**PROBLEM TO WORK ON**
Return the listing below exactly, with the pictures dropped.

================

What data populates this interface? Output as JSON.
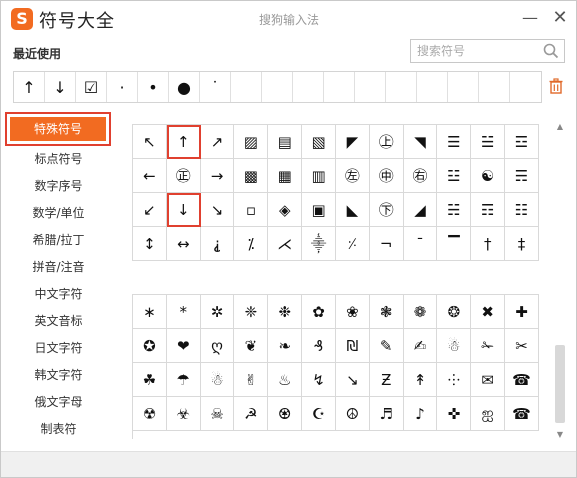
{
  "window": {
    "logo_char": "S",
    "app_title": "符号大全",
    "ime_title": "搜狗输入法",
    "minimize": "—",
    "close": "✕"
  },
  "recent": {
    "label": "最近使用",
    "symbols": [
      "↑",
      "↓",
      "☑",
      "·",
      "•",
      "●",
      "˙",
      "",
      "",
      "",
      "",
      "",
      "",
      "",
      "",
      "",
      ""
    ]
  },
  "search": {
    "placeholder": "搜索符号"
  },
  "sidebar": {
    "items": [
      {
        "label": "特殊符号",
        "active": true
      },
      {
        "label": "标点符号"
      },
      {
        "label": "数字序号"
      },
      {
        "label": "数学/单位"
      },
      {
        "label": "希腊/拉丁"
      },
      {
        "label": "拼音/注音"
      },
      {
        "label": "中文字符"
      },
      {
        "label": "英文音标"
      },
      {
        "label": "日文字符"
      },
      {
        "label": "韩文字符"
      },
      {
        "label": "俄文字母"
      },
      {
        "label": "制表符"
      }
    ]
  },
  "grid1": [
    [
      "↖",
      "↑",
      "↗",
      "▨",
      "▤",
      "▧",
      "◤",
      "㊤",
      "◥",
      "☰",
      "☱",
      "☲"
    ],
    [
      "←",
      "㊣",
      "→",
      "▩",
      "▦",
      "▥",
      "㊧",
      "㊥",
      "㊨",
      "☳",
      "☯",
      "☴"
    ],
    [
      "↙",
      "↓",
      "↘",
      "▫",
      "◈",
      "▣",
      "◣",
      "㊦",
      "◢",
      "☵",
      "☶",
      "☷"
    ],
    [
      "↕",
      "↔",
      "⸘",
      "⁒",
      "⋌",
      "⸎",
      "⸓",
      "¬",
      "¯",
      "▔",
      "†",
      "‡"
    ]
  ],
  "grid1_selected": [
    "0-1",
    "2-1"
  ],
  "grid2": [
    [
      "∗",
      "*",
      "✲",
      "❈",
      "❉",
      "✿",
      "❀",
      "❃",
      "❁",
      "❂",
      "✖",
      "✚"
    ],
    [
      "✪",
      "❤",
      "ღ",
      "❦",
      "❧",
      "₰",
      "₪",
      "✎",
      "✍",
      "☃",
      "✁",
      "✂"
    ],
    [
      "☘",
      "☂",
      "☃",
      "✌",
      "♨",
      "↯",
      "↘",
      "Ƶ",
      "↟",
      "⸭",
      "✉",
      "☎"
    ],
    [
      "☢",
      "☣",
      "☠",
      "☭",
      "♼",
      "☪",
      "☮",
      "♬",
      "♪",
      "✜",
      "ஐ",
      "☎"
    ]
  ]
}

================

**RESPONSE FOR THIS EXERCISE**
What data populates this interface? Output as JSON.
{
  "window": {
    "logo_char": "S",
    "app_title": "符号大全",
    "ime_title": "搜狗输入法",
    "minimize": "—",
    "close": "✕"
  },
  "recent": {
    "label": "最近使用",
    "symbols": [
      "↑",
      "↓",
      "☑",
      "·",
      "•",
      "●",
      "˙",
      "",
      "",
      "",
      "",
      "",
      "",
      "",
      "",
      "",
      ""
    ]
  },
  "search": {
    "placeholder": "搜索符号"
  },
  "sidebar": {
    "items": [
      {
        "label": "特殊符号",
        "active": true
      },
      {
        "label": "标点符号"
      },
      {
        "label": "数字序号"
      },
      {
        "label": "数学/单位"
      },
      {
        "label": "希腊/拉丁"
      },
      {
        "label": "拼音/注音"
      },
      {
        "label": "中文字符"
      },
      {
        "label": "英文音标"
      },
      {
        "label": "日文字符"
      },
      {
        "label": "韩文字符"
      },
      {
        "label": "俄文字母"
      },
      {
        "label": "制表符"
      }
    ]
  },
  "grid1": [
    [
      "↖",
      "↑",
      "↗",
      "▨",
      "▤",
      "▧",
      "◤",
      "㊤",
      "◥",
      "☰",
      "☱",
      "☲"
    ],
    [
      "←",
      "㊣",
      "→",
      "▩",
      "▦",
      "▥",
      "㊧",
      "㊥",
      "㊨",
      "☳",
      "☯",
      "☴"
    ],
    [
      "↙",
      "↓",
      "↘",
      "▫",
      "◈",
      "▣",
      "◣",
      "㊦",
      "◢",
      "☵",
      "☶",
      "☷"
    ],
    [
      "↕",
      "↔",
      "⸘",
      "⁒",
      "⋌",
      "⸎",
      "⸓",
      "¬",
      "¯",
      "▔",
      "†",
      "‡"
    ]
  ],
  "grid1_selected": [
    "0-1",
    "2-1"
  ],
  "grid2": [
    [
      "∗",
      "*",
      "✲",
      "❈",
      "❉",
      "✿",
      "❀",
      "❃",
      "❁",
      "❂",
      "✖",
      "✚"
    ],
    [
      "✪",
      "❤",
      "ღ",
      "❦",
      "❧",
      "₰",
      "₪",
      "✎",
      "✍",
      "☃",
      "✁",
      "✂"
    ],
    [
      "☘",
      "☂",
      "☃",
      "✌",
      "♨",
      "↯",
      "↘",
      "Ƶ",
      "↟",
      "⸭",
      "✉",
      "☎"
    ],
    [
      "☢",
      "☣",
      "☠",
      "☭",
      "♼",
      "☪",
      "☮",
      "♬",
      "♪",
      "✜",
      "ஐ",
      "☎"
    ]
  ]
}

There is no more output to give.